• Figure record listings:
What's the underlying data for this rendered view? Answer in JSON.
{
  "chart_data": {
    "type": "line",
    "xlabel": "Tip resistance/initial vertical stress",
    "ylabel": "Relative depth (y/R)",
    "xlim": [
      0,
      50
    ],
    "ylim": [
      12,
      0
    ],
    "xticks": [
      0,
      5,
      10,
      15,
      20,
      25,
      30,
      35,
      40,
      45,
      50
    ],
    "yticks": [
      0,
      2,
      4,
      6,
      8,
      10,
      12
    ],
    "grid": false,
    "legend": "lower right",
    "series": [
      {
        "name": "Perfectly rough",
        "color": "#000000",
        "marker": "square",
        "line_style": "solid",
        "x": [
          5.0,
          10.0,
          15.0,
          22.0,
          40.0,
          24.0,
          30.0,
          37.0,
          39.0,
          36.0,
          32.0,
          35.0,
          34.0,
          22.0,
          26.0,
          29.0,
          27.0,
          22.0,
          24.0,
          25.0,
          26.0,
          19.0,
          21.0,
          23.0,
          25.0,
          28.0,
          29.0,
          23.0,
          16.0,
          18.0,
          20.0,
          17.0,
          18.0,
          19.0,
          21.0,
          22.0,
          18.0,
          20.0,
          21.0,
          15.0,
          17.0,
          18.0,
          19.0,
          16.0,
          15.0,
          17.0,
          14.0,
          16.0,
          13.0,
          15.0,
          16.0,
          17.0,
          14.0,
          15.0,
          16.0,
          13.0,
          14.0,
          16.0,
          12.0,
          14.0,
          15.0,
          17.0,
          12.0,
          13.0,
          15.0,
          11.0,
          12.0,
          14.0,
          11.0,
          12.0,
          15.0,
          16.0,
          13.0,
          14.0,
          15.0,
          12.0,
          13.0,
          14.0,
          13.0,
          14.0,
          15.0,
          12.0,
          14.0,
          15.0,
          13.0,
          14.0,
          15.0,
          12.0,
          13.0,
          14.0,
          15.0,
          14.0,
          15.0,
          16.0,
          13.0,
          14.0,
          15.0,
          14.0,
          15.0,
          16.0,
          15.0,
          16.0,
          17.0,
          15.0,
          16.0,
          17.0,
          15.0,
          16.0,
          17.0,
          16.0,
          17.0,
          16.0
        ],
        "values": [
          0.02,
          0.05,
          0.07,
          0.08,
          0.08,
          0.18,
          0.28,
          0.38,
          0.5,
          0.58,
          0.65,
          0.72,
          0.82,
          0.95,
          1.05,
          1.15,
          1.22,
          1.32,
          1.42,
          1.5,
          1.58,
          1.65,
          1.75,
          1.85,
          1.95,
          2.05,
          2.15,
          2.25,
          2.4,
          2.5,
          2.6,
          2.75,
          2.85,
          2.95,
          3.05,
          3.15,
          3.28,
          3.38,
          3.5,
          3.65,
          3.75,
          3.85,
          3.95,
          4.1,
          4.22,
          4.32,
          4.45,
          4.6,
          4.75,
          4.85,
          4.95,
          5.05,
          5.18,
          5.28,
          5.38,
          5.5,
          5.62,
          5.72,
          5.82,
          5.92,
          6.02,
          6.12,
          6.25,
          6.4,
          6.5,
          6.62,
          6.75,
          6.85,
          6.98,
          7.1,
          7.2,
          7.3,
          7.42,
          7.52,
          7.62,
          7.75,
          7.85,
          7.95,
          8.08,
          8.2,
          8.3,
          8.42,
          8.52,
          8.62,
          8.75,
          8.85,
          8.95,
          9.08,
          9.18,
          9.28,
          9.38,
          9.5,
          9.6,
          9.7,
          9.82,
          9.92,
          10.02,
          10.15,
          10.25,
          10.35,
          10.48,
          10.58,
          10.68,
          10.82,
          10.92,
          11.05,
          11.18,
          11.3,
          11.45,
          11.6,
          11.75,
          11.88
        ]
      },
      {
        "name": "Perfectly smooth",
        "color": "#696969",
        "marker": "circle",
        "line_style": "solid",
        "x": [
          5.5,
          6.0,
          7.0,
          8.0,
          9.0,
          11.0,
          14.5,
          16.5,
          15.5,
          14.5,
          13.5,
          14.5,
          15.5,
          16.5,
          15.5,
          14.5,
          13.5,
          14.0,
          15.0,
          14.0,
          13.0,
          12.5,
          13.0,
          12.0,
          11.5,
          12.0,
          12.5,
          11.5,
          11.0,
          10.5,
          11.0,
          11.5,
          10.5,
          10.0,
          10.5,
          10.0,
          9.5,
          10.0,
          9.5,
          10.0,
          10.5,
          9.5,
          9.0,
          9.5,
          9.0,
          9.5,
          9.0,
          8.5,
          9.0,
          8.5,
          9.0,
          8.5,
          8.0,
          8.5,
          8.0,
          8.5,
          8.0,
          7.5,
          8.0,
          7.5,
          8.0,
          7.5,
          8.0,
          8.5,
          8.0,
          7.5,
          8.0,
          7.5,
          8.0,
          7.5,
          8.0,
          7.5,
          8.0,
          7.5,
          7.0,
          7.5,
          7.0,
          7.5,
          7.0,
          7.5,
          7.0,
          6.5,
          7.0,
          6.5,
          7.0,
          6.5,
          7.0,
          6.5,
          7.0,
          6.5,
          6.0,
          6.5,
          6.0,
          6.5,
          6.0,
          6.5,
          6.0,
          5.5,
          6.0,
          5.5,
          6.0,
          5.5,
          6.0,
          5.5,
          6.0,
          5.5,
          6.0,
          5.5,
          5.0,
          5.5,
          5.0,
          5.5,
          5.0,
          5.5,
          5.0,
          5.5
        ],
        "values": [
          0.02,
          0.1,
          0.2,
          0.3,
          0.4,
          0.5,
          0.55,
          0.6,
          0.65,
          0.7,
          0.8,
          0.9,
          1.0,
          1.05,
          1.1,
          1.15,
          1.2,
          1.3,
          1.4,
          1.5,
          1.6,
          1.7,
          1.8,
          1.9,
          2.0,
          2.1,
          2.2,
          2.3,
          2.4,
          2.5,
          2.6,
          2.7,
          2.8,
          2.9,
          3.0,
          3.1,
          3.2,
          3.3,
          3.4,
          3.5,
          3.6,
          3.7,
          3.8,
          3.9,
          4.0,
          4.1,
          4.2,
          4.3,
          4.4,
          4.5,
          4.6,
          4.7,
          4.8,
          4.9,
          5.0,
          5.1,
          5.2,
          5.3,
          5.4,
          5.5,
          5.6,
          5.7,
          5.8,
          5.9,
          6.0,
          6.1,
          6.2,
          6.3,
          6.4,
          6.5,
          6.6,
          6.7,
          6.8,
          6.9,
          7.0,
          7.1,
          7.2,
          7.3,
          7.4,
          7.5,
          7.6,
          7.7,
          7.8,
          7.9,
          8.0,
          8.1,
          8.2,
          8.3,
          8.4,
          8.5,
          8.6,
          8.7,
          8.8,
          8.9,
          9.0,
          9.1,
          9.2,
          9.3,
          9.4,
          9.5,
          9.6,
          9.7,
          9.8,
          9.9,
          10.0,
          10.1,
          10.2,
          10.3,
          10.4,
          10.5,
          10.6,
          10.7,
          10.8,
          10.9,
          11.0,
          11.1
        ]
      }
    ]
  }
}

• Stated exercise: Copy out each line of the listing that holds "name".

• The result:
        "name": "Perfectly rough",
        "name": "Perfectly smooth",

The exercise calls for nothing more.